**Input rows**:

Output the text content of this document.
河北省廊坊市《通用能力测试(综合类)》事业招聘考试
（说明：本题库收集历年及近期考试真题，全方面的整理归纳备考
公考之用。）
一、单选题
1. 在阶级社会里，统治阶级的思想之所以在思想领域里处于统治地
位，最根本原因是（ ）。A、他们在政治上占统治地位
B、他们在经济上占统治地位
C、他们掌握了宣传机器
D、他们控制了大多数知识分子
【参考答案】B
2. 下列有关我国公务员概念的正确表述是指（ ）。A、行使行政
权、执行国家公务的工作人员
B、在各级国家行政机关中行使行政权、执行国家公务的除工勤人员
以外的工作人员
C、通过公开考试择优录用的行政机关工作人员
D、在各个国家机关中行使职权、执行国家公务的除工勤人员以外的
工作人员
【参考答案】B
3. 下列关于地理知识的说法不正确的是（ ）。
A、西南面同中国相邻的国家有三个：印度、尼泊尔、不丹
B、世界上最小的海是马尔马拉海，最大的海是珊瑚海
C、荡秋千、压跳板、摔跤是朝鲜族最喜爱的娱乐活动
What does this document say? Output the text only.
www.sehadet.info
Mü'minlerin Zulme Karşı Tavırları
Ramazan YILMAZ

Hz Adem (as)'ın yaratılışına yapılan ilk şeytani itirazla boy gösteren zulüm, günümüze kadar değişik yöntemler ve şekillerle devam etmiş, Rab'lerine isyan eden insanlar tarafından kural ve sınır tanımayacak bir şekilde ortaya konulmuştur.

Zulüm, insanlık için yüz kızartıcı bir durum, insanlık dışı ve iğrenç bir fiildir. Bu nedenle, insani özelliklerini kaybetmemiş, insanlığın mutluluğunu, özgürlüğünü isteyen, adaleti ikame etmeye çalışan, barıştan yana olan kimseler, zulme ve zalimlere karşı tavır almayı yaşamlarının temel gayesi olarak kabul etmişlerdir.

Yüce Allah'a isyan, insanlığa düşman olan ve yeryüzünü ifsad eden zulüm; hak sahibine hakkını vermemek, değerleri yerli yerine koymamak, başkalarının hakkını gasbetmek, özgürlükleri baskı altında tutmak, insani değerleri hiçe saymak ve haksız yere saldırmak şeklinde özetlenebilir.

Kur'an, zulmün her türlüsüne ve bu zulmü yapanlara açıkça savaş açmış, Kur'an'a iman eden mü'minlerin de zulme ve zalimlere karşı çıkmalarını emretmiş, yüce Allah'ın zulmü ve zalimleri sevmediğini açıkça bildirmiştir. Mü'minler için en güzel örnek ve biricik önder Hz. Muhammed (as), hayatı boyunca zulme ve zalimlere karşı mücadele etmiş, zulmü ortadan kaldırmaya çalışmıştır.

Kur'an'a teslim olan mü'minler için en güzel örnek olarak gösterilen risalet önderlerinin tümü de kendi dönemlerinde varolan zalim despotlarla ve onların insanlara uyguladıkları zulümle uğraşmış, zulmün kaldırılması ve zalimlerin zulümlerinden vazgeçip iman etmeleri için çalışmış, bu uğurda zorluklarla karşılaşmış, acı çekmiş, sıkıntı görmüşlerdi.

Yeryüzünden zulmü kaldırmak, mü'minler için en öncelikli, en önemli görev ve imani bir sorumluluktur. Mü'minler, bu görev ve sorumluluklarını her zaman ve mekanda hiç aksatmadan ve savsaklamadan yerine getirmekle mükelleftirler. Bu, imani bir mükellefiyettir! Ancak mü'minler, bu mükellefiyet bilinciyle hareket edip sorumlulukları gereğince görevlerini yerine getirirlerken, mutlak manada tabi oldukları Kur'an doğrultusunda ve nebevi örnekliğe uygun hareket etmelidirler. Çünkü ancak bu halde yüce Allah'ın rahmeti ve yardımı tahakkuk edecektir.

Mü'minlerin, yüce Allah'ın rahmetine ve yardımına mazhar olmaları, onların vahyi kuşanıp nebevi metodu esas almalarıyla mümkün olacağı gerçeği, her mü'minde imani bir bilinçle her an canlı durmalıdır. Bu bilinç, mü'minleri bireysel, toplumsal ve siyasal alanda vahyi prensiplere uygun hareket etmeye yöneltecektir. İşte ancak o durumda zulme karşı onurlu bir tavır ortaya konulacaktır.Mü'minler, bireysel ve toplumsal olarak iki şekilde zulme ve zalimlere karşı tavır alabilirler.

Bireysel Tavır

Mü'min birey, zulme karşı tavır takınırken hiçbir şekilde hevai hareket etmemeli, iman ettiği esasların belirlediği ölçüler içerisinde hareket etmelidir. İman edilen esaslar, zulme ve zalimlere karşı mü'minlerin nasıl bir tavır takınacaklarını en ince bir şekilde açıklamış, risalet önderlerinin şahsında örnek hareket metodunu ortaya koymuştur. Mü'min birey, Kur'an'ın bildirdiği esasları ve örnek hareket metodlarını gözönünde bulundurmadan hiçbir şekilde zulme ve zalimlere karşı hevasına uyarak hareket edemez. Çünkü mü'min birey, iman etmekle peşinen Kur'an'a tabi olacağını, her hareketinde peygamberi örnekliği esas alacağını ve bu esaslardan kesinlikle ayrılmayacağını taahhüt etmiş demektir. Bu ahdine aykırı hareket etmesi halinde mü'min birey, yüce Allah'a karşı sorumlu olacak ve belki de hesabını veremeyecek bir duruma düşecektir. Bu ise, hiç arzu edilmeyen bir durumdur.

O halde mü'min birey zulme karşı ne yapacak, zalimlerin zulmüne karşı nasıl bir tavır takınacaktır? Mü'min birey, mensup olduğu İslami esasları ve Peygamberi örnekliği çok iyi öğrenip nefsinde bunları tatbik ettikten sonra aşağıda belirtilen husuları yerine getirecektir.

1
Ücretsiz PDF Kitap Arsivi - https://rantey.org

**Task to carry out**: Return every entry verbatim.

**Written answer**:
Output the text content of this document.
河北省廊坊市《通用能力测试(综合类)》事业招聘考试
（说明：本题库收集历年及近期考试真题，全方面的整理归纳备考
公考之用。）
一、单选题
1. 在阶级社会里，统治阶级的思想之所以在思想领域里处于统治地
位，最根本原因是（ ）。A、他们在政治上占统治地位
B、他们在经济上占统治地位
C、他们掌握了宣传机器
D、他们控制了大多数知识分子
【参考答案】B
2. 下列有关我国公务员概念的正确表述是指（ ）。A、行使行政
权、执行国家公务的工作人员
B、在各级国家行政机关中行使行政权、执行国家公务的除工勤人员
以外的工作人员
C、通过公开考试择优录用的行政机关工作人员
D、在各个国家机关中行使职权、执行国家公务的除工勤人员以外的
工作人员
【参考答案】B
3. 下列关于地理知识的说法不正确的是（ ）。
A、西南面同中国相邻的国家有三个：印度、尼泊尔、不丹
B、世界上最小的海是马尔马拉海，最大的海是珊瑚海
C、荡秋千、压跳板、摔跤是朝鲜族最喜爱的娱乐活动
What does this document say? Output the text only.
www.sehadet.info
Mü'minlerin Zulme Karşı Tavırları
Ramazan YILMAZ

Hz Adem (as)'ın yaratılışına yapılan ilk şeytani itirazla boy gösteren zulüm, günümüze kadar değişik yöntemler ve şekillerle devam etmiş, Rab'lerine isyan eden insanlar tarafından kural ve sınır tanımayacak bir şekilde ortaya konulmuştur.

Zulüm, insanlık için yüz kızartıcı bir durum, insanlık dışı ve iğrenç bir fiildir. Bu nedenle, insani özelliklerini kaybetmemiş, insanlığın mutluluğunu, özgürlüğünü isteyen, adaleti ikame etmeye çalışan, barıştan yana olan kimseler, zulme ve zalimlere karşı tavır almayı yaşamlarının temel gayesi olarak kabul etmişlerdir.

Yüce Allah'a isyan, insanlığa düşman olan ve yeryüzünü ifsad eden zulüm; hak sahibine hakkını vermemek, değerleri yerli yerine koymamak, başkalarının hakkını gasbetmek, özgürlükleri baskı altında tutmak, insani değerleri hiçe saymak ve haksız yere saldırmak şeklinde özetlenebilir.

Kur'an, zulmün her türlüsüne ve bu zulmü yapanlara açıkça savaş açmış, Kur'an'a iman eden mü'minlerin de zulme ve zalimlere karşı çıkmalarını emretmiş, yüce Allah'ın zulmü ve zalimleri sevmediğini açıkça bildirmiştir. Mü'minler için en güzel örnek ve biricik önder Hz. Muhammed (as), hayatı boyunca zulme ve zalimlere karşı mücadele etmiş, zulmü ortadan kaldırmaya çalışmıştır.

Kur'an'a teslim olan mü'minler için en güzel örnek olarak gösterilen risalet önderlerinin tümü de kendi dönemlerinde varolan zalim despotlarla ve onların insanlara uyguladıkları zulümle uğraşmış, zulmün kaldırılması ve zalimlerin zulümlerinden vazgeçip iman etmeleri için çalışmış, bu uğurda zorluklarla karşılaşmış, acı çekmiş, sıkıntı görmüşlerdi.

Yeryüzünden zulmü kaldırmak, mü'minler için en öncelikli, en önemli görev ve imani bir sorumluluktur. Mü'minler, bu görev ve sorumluluklarını her zaman ve mekanda hiç aksatmadan ve savsaklamadan yerine getirmekle mükelleftirler. Bu, imani bir mükellefiyettir! Ancak mü'minler, bu mükellefiyet bilinciyle hareket edip sorumlulukları gereğince görevlerini yerine getirirlerken, mutlak manada tabi oldukları Kur'an doğrultusunda ve nebevi örnekliğe uygun hareket etmelidirler. Çünkü ancak bu halde yüce Allah'ın rahmeti ve yardımı tahakkuk edecektir.

Mü'minlerin, yüce Allah'ın rahmetine ve yardımına mazhar olmaları, onların vahyi kuşanıp nebevi metodu esas almalarıyla mümkün olacağı gerçeği, her mü'minde imani bir bilinçle her an canlı durmalıdır. Bu bilinç, mü'minleri bireysel, toplumsal ve siyasal alanda vahyi prensiplere uygun hareket etmeye yöneltecektir. İşte ancak o durumda zulme karşı onurlu bir tavır ortaya konulacaktır.Mü'minler, bireysel ve toplumsal olarak iki şekilde zulme ve zalimlere karşı tavır alabilirler.

Bireysel Tavır

Mü'min birey, zulme karşı tavır takınırken hiçbir şekilde hevai hareket etmemeli, iman ettiği esasların belirlediği ölçüler içerisinde hareket etmelidir. İman edilen esaslar, zulme ve zalimlere karşı mü'minlerin nasıl bir tavır takınacaklarını en ince bir şekilde açıklamış, risalet önderlerinin şahsında örnek hareket metodunu ortaya koymuştur. Mü'min birey, Kur'an'ın bildirdiği esasları ve örnek hareket metodlarını gözönünde bulundurmadan hiçbir şekilde zulme ve zalimlere karşı hevasına uyarak hareket edemez. Çünkü mü'min birey, iman etmekle peşinen Kur'an'a tabi olacağını, her hareketinde peygamberi örnekliği esas alacağını ve bu esaslardan kesinlikle ayrılmayacağını taahhüt etmiş demektir. Bu ahdine aykırı hareket etmesi halinde mü'min birey, yüce Allah'a karşı sorumlu olacak ve belki de hesabını veremeyecek bir duruma düşecektir. Bu ise, hiç arzu edilmeyen bir durumdur.

O halde mü'min birey zulme karşı ne yapacak, zalimlerin zulmüne karşı nasıl bir tavır takınacaktır? Mü'min birey, mensup olduğu İslami esasları ve Peygamberi örnekliği çok iyi öğrenip nefsinde bunları tatbik ettikten sonra aşağıda belirtilen husuları yerine getirecektir.

1
Ücretsiz PDF Kitap Arsivi - https://rantey.org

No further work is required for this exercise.